AVAILABLE DATA:
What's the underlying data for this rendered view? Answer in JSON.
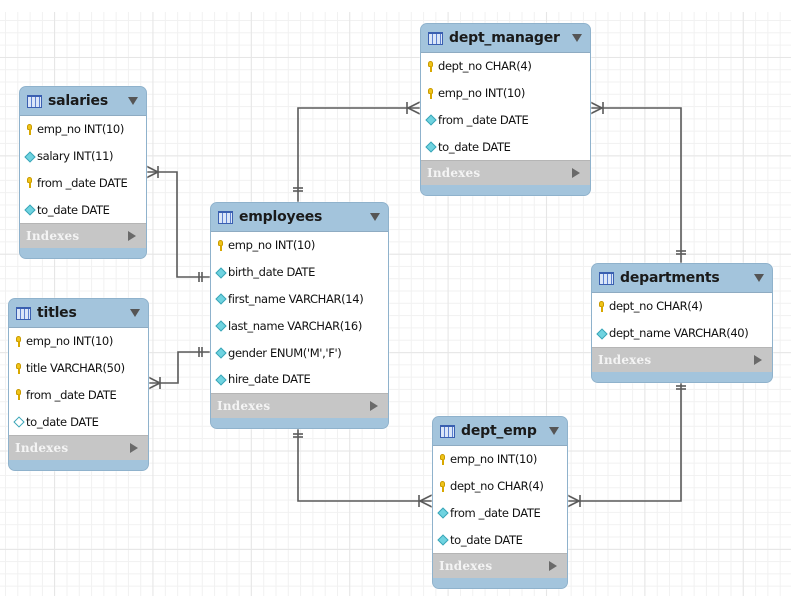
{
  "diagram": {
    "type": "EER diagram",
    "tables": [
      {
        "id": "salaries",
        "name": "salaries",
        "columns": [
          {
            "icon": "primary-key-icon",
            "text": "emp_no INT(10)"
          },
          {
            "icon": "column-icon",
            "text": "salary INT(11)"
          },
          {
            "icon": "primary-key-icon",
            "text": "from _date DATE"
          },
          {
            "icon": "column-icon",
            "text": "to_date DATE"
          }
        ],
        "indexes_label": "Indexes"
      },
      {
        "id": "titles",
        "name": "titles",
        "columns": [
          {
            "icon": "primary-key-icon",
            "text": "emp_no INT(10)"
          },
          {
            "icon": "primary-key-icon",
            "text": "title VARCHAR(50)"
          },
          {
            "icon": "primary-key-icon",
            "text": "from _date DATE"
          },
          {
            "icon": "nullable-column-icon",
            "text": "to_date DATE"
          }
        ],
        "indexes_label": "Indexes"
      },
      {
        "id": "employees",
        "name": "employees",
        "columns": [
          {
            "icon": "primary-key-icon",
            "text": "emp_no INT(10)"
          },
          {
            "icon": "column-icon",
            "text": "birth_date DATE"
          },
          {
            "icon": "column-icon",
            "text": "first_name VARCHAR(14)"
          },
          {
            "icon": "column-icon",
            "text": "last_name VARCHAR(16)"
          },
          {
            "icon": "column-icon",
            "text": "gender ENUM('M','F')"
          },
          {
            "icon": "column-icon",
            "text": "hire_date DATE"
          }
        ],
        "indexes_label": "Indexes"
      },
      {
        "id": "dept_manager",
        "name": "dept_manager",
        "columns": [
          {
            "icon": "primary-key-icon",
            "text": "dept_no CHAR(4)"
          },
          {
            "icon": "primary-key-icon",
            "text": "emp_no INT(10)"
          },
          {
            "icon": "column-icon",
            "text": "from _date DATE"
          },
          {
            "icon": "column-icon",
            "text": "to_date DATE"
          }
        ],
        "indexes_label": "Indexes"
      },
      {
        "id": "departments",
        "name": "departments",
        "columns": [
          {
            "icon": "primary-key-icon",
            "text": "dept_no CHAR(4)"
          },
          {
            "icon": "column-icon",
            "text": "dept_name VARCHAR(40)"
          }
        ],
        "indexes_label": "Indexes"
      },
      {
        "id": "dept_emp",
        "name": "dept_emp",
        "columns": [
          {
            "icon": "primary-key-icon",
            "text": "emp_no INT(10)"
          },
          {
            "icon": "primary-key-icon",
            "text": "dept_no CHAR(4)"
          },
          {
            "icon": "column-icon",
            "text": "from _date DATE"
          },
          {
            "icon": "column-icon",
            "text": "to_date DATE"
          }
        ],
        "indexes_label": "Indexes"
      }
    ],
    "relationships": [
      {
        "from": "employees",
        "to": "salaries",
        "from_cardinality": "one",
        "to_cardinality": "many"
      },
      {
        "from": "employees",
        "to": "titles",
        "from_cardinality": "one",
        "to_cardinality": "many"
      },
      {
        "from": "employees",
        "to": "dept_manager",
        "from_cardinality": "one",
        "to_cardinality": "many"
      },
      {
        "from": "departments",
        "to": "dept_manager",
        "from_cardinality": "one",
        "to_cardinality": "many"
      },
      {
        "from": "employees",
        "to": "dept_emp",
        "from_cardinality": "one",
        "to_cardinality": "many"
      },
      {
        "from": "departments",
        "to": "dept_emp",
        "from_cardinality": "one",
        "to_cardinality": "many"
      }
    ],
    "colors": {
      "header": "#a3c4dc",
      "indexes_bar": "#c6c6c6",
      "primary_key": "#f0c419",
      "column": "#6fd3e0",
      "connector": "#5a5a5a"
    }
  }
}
---
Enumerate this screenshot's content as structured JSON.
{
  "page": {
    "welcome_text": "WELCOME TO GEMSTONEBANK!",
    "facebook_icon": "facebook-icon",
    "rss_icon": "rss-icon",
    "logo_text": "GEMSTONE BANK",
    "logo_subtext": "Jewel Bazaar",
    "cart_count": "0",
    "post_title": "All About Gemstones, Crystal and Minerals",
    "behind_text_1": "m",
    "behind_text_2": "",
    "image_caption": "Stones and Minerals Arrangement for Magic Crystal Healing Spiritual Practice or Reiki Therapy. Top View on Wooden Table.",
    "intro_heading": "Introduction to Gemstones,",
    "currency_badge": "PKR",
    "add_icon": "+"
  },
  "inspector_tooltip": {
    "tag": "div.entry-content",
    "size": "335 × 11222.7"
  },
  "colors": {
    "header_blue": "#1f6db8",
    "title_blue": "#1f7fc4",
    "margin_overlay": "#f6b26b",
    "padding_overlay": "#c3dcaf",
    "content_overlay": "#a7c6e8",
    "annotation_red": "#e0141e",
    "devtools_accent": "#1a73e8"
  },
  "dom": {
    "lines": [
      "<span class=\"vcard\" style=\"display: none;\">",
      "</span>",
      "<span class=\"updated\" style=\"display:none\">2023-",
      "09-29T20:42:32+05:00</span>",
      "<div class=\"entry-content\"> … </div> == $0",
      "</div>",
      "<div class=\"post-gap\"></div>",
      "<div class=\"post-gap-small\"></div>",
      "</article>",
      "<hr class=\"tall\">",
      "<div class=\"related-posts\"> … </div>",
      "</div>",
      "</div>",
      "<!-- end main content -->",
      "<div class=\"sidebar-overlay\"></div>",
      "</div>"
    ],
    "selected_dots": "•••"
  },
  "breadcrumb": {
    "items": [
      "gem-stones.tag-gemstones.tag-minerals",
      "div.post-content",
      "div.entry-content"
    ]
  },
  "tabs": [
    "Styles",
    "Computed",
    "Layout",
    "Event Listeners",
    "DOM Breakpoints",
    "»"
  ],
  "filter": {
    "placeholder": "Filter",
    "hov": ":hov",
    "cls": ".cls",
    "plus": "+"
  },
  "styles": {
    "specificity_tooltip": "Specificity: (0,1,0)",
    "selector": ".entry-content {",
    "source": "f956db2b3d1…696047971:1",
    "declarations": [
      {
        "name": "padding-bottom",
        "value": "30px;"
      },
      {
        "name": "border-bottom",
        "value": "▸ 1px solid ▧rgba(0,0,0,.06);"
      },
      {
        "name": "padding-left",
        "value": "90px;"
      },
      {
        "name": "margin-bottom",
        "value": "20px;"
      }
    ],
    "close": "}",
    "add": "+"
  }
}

STATED TASK:
Where a line of the material above holds the string "salaries", copy that line.

RESULT OF THE EXERCISE:
        "id": "salaries",
        "name": "salaries",
        "to": "salaries",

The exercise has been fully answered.